+++ INPUT DATA +++
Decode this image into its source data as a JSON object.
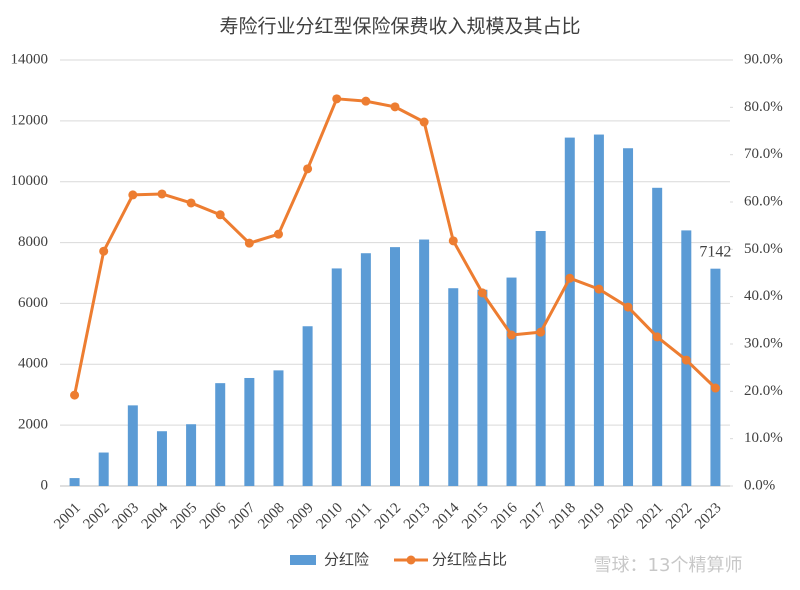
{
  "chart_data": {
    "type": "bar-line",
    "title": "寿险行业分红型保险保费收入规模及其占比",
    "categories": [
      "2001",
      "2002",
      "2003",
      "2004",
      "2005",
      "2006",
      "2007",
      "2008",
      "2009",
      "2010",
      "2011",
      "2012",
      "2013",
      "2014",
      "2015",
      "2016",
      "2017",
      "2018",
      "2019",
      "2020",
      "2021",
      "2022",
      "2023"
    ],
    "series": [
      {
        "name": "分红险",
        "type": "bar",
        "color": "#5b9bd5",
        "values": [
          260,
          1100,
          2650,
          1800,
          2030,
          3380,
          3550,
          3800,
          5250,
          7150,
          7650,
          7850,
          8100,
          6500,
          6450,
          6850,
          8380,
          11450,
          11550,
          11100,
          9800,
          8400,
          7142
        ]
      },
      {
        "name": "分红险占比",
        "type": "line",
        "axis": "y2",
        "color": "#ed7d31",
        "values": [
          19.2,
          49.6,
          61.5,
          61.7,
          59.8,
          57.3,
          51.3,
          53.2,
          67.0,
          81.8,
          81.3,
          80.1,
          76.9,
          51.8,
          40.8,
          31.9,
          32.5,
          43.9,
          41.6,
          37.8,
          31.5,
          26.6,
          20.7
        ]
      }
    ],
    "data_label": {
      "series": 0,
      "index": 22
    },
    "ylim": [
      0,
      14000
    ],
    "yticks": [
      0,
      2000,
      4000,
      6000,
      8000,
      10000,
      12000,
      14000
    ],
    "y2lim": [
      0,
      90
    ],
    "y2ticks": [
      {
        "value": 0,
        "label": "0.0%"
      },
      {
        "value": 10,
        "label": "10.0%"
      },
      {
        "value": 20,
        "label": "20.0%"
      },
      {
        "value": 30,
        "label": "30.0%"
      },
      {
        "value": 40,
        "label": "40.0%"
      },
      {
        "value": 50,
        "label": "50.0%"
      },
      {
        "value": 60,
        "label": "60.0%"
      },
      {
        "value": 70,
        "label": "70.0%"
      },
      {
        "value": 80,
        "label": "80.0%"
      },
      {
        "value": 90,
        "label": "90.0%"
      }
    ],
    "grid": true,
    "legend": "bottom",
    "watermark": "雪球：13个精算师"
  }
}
+++
+++ INPUT DATA +++
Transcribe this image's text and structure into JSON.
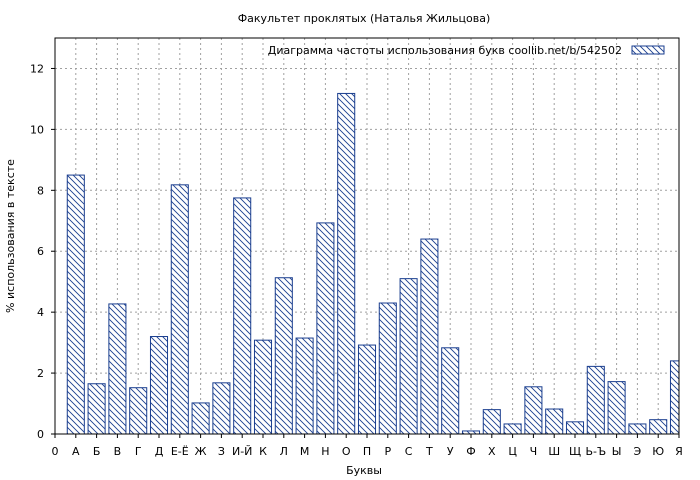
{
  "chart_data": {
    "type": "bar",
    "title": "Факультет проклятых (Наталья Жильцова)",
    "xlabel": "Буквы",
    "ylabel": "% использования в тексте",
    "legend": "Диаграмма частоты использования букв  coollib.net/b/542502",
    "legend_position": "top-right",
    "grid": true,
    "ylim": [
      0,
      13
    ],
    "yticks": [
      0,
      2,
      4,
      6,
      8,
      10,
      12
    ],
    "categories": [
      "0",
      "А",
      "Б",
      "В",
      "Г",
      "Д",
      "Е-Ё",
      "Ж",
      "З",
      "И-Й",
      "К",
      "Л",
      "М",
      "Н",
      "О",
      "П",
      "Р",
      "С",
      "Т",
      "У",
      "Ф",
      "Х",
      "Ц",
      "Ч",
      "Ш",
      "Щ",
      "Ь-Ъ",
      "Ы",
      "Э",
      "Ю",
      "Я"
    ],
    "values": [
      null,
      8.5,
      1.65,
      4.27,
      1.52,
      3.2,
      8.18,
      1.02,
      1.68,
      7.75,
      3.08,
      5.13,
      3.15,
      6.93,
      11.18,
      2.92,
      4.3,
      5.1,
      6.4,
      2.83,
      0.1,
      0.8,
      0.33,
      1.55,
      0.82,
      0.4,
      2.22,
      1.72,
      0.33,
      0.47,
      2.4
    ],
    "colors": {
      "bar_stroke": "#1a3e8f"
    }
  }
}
+++
+++ INPUT DATA +++
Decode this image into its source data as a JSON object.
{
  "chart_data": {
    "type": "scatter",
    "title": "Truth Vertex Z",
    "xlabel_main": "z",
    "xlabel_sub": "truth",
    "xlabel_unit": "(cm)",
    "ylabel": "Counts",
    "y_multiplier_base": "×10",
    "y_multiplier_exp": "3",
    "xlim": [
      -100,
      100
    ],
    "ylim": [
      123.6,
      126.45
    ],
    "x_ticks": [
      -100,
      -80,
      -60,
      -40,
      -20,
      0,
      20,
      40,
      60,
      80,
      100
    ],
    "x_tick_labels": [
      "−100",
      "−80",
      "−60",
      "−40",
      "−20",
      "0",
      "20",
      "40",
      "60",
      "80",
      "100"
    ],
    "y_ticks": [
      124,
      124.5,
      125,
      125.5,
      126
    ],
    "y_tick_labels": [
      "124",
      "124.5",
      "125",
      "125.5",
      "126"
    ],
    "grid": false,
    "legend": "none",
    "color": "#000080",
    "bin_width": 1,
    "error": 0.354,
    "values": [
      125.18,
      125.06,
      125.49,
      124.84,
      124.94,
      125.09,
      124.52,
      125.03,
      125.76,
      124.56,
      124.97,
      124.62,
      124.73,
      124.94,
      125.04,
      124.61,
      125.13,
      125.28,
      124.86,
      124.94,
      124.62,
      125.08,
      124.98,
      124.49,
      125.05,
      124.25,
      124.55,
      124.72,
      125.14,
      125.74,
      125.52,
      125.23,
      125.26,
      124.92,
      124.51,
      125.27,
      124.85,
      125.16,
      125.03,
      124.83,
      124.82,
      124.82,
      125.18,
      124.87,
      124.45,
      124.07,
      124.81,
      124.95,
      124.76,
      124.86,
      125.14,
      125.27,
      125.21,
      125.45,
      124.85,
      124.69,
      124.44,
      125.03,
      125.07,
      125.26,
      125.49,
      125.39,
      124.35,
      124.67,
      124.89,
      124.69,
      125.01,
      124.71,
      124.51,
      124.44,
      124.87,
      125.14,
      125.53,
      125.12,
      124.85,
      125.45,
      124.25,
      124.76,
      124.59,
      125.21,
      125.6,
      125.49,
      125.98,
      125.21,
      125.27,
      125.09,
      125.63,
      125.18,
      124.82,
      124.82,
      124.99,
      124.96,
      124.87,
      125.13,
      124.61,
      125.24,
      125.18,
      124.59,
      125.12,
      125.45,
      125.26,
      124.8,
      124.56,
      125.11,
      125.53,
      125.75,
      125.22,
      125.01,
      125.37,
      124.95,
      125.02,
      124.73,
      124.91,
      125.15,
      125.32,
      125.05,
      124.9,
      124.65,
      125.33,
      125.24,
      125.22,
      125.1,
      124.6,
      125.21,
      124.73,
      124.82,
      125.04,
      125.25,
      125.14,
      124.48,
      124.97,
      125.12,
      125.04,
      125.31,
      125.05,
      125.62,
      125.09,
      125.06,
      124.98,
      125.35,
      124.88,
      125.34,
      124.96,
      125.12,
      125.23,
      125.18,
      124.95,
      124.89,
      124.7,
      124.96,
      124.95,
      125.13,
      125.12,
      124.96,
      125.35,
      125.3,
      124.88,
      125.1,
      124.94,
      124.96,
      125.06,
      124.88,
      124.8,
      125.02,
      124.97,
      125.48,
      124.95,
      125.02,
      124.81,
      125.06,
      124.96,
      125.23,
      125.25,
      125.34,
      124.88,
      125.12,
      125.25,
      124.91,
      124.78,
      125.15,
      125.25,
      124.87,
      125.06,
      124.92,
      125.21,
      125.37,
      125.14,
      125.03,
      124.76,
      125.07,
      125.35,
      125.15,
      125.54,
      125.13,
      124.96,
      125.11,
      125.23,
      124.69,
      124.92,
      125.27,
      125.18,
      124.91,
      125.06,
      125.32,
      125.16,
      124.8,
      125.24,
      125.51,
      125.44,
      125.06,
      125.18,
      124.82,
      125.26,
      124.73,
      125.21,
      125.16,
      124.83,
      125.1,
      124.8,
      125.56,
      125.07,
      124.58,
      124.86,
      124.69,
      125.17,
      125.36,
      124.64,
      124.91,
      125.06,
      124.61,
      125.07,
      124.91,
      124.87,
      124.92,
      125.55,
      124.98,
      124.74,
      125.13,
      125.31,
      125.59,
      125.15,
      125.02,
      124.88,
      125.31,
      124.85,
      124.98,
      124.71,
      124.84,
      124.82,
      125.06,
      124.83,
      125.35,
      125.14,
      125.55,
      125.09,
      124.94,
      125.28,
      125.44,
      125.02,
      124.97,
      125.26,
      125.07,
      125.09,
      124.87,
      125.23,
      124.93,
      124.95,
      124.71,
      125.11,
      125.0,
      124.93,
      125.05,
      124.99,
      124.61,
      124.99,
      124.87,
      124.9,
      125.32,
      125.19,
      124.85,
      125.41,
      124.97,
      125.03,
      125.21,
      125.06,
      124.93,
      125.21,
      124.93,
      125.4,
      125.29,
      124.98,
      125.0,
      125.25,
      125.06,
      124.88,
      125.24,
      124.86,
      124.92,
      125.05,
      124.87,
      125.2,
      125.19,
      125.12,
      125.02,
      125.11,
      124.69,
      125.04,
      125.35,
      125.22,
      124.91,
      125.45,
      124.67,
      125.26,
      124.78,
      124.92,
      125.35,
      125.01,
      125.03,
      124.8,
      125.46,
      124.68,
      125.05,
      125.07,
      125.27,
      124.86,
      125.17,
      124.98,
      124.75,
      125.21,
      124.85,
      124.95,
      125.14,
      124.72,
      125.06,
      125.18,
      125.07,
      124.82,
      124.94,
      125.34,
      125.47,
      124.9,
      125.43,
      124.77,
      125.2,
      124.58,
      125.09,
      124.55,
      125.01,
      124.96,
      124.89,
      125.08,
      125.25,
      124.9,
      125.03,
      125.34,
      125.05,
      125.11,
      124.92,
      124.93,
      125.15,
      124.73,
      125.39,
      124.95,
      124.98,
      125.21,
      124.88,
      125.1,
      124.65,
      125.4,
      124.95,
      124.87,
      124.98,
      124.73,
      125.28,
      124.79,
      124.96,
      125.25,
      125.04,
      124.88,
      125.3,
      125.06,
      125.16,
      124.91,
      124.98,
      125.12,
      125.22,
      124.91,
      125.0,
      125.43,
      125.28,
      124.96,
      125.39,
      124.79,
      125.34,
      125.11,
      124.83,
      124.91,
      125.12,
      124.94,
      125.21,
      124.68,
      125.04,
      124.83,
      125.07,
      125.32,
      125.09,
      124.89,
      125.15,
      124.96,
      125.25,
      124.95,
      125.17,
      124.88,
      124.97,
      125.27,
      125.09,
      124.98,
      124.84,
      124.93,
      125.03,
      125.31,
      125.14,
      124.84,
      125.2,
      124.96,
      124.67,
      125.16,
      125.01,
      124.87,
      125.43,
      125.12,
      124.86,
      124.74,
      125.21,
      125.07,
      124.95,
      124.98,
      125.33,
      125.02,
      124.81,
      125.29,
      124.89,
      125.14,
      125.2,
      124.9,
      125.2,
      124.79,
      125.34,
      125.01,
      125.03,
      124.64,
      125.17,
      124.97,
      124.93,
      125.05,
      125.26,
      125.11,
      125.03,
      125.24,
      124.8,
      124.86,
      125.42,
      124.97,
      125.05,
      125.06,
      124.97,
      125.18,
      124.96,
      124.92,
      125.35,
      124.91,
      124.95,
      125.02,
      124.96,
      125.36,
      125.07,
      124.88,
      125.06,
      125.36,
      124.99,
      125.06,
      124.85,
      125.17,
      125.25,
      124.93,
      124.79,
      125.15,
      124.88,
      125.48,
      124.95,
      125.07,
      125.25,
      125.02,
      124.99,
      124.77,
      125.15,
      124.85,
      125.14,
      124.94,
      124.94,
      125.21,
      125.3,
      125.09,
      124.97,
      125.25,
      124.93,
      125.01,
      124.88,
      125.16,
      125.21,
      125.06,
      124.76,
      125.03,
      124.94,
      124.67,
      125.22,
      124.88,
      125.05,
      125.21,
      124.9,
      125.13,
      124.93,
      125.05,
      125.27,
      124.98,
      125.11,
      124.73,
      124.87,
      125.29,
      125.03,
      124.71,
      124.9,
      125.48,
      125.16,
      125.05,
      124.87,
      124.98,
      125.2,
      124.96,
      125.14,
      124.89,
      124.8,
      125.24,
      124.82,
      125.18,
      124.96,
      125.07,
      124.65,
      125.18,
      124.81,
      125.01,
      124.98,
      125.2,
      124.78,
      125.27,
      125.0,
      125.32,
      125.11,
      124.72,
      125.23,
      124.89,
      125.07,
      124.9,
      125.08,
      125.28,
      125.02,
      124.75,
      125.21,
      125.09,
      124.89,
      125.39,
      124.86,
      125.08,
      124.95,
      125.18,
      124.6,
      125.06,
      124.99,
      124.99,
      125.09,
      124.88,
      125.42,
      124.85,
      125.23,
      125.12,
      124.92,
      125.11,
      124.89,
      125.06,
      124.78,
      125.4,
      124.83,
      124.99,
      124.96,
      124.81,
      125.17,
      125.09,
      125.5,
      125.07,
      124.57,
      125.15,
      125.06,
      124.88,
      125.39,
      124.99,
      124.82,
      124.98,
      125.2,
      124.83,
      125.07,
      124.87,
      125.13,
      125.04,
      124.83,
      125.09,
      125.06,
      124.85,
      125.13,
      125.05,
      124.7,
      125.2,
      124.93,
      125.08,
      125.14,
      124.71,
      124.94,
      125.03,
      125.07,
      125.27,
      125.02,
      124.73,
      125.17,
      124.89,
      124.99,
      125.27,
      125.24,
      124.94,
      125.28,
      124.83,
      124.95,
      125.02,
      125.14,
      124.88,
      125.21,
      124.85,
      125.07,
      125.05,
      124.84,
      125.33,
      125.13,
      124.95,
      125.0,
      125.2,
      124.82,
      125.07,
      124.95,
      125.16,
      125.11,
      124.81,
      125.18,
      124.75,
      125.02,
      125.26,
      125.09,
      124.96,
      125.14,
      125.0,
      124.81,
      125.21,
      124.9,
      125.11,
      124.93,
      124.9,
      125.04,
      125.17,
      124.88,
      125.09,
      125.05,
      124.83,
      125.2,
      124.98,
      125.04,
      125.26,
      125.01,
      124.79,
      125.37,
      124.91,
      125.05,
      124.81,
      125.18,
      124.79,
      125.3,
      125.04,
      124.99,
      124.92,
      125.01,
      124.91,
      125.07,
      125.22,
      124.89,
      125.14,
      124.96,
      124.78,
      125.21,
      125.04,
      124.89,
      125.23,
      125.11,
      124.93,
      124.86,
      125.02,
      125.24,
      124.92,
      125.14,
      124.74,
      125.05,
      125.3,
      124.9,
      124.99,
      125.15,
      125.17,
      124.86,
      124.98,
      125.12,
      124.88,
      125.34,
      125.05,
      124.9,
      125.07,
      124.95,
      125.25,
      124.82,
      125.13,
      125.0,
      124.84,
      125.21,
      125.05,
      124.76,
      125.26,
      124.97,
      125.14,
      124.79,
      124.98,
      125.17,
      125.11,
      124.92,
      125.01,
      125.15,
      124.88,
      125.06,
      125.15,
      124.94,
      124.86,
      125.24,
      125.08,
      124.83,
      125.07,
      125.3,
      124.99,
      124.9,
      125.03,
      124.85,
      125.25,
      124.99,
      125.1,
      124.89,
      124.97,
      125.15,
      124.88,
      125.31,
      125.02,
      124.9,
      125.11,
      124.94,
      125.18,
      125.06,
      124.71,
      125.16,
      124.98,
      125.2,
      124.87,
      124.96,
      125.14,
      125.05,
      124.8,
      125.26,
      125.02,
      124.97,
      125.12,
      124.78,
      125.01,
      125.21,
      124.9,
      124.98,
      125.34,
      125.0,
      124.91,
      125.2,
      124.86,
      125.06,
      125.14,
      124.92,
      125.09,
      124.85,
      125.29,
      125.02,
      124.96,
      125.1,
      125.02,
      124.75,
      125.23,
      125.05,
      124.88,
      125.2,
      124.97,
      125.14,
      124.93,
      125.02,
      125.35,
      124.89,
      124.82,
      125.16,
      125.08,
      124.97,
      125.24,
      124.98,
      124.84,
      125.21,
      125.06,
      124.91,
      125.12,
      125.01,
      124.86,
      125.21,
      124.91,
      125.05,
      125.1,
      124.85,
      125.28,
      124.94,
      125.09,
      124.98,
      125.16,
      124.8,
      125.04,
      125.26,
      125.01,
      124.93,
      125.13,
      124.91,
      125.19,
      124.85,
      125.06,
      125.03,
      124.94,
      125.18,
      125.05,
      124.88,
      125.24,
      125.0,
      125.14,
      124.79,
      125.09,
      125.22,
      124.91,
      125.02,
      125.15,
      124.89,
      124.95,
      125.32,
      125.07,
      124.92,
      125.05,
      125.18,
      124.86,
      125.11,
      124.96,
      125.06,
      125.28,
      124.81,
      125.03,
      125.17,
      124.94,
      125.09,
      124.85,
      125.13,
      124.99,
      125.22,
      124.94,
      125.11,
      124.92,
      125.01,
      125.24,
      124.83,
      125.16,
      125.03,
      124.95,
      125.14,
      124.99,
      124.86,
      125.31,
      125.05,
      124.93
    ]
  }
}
+++
» **SET EXERCISE**
Which lines contain "type"? Copy each of them out.

» **EXERCISE SOLUTION**
    "type": "bar-line",
        "type": "bar",
        "type": "line",
    "type": "bar",
    "type": "scatter",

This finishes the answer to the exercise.